Your output is the line containing "Read out every word on this page." plus all lines after it to the end of the records, reproduced exactly, with nothing else.

-- begin Provided records --

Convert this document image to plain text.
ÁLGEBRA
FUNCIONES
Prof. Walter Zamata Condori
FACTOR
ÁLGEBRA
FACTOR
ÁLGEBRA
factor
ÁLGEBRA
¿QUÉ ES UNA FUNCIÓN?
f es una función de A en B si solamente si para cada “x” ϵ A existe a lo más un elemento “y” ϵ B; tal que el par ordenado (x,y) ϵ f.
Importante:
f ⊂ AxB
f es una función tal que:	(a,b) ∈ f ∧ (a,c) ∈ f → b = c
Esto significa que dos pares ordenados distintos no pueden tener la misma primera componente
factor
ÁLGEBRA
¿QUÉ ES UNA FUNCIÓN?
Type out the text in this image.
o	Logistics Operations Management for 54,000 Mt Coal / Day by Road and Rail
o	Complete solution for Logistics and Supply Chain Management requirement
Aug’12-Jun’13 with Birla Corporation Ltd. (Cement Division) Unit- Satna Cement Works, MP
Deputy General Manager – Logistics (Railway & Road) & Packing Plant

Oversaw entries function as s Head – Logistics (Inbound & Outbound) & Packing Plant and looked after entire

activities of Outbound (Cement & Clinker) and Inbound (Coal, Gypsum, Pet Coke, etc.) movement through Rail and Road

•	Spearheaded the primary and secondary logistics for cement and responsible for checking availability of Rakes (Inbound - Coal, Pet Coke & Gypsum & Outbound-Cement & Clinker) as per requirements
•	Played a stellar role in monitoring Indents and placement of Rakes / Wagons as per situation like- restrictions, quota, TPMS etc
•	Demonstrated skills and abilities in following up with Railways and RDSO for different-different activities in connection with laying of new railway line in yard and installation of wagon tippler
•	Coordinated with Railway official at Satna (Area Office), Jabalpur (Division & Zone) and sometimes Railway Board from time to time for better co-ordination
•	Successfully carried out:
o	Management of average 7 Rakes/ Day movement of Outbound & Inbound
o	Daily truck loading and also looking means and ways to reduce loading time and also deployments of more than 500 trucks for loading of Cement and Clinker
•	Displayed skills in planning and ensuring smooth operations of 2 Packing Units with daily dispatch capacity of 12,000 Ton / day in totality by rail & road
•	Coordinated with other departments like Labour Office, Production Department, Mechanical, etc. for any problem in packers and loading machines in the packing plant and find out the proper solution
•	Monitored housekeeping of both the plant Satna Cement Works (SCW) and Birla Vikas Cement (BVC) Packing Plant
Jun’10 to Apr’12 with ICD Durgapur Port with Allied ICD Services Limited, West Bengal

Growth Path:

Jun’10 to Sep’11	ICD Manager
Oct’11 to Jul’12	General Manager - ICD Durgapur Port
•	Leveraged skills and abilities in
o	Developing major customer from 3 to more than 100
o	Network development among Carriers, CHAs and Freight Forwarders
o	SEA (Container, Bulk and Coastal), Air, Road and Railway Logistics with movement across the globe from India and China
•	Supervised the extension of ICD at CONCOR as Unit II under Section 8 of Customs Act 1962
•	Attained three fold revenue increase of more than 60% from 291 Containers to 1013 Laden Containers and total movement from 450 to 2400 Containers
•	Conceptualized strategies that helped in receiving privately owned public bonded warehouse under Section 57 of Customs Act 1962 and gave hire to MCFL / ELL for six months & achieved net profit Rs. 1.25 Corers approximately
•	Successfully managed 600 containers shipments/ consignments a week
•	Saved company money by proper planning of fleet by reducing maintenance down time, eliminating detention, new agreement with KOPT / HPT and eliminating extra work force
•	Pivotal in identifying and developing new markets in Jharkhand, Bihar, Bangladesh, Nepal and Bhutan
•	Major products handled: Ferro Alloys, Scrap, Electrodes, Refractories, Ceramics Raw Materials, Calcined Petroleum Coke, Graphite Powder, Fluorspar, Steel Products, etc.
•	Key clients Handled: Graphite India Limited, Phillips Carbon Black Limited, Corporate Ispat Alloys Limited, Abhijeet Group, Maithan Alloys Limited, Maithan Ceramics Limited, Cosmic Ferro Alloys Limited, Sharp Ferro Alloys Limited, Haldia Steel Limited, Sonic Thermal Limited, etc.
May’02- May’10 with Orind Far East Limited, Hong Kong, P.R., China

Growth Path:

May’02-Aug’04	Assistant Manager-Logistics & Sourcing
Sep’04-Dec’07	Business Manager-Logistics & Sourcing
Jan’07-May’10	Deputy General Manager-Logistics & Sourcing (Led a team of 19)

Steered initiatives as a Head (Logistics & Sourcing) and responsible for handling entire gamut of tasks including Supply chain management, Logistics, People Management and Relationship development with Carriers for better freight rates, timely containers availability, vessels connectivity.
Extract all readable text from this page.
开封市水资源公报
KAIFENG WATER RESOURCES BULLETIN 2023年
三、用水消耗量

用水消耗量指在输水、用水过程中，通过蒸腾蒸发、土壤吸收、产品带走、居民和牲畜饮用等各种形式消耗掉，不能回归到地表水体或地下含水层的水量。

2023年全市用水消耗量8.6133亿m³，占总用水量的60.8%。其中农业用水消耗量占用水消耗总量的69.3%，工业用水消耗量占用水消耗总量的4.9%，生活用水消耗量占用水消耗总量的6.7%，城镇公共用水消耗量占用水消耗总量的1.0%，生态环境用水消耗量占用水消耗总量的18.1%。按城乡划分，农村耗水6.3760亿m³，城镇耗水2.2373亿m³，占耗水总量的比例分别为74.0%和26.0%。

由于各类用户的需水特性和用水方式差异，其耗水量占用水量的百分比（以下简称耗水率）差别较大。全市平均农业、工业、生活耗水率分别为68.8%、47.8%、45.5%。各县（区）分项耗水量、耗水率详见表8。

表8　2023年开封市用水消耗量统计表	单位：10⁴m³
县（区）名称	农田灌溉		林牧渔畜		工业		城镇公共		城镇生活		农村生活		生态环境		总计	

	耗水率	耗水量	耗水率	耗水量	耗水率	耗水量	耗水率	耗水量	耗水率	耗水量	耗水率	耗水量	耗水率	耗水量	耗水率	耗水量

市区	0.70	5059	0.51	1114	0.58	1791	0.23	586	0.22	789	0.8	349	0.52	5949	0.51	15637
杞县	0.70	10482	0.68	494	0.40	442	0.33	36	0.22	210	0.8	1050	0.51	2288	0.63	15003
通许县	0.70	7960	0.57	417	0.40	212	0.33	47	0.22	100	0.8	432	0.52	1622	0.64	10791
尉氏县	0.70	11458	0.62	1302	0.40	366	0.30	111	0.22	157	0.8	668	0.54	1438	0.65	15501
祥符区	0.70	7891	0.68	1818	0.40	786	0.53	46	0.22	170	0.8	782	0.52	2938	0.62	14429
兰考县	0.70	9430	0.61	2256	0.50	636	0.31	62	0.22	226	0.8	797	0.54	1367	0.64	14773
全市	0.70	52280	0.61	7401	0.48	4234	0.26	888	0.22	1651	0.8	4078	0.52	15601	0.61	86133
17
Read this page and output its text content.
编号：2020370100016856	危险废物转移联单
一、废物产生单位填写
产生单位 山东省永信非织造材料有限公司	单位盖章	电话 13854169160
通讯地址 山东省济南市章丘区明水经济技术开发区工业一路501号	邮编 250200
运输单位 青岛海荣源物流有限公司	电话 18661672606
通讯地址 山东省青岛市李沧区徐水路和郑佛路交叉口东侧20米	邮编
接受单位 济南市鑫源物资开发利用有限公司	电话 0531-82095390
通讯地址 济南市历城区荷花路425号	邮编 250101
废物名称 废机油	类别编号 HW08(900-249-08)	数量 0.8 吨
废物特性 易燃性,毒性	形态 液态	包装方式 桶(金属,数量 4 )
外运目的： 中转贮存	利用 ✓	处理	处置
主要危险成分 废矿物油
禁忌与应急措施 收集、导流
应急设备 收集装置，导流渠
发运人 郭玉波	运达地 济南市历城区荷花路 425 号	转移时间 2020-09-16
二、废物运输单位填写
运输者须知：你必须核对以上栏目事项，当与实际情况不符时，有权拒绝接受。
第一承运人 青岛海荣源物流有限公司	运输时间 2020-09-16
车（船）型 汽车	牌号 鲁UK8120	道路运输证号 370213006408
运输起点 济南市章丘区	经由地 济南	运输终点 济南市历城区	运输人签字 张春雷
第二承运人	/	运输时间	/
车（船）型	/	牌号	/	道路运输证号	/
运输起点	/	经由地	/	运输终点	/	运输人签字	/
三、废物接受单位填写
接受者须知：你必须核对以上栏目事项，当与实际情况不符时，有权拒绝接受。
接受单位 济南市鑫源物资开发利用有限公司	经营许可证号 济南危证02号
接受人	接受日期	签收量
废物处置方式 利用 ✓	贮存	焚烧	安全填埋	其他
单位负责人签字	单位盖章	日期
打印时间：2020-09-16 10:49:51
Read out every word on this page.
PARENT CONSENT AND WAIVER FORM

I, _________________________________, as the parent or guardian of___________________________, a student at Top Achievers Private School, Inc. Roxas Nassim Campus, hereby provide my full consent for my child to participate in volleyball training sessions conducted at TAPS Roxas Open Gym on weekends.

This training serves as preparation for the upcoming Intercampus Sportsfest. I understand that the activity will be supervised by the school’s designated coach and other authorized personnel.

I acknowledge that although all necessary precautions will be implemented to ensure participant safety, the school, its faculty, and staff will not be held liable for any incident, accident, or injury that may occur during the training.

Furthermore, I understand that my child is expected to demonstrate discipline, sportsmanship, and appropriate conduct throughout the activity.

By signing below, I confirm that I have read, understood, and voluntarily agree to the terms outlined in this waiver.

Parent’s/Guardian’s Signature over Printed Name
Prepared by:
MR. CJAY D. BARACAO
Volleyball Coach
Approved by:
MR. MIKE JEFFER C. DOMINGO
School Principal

-- end Provided records --

## Response
Read out every word on this page.
PARENT CONSENT AND WAIVER FORM

I, _________________________________, as the parent or guardian of___________________________, a student at Top Achievers Private School, Inc. Roxas Nassim Campus, hereby provide my full consent for my child to participate in volleyball training sessions conducted at TAPS Roxas Open Gym on weekends.

This training serves as preparation for the upcoming Intercampus Sportsfest. I understand that the activity will be supervised by the school’s designated coach and other authorized personnel.

I acknowledge that although all necessary precautions will be implemented to ensure participant safety, the school, its faculty, and staff will not be held liable for any incident, accident, or injury that may occur during the training.

Furthermore, I understand that my child is expected to demonstrate discipline, sportsmanship, and appropriate conduct throughout the activity.

By signing below, I confirm that I have read, understood, and voluntarily agree to the terms outlined in this waiver.

Parent’s/Guardian’s Signature over Printed Name
Prepared by:
MR. CJAY D. BARACAO
Volleyball Coach
Approved by:
MR. MIKE JEFFER C. DOMINGO
School Principal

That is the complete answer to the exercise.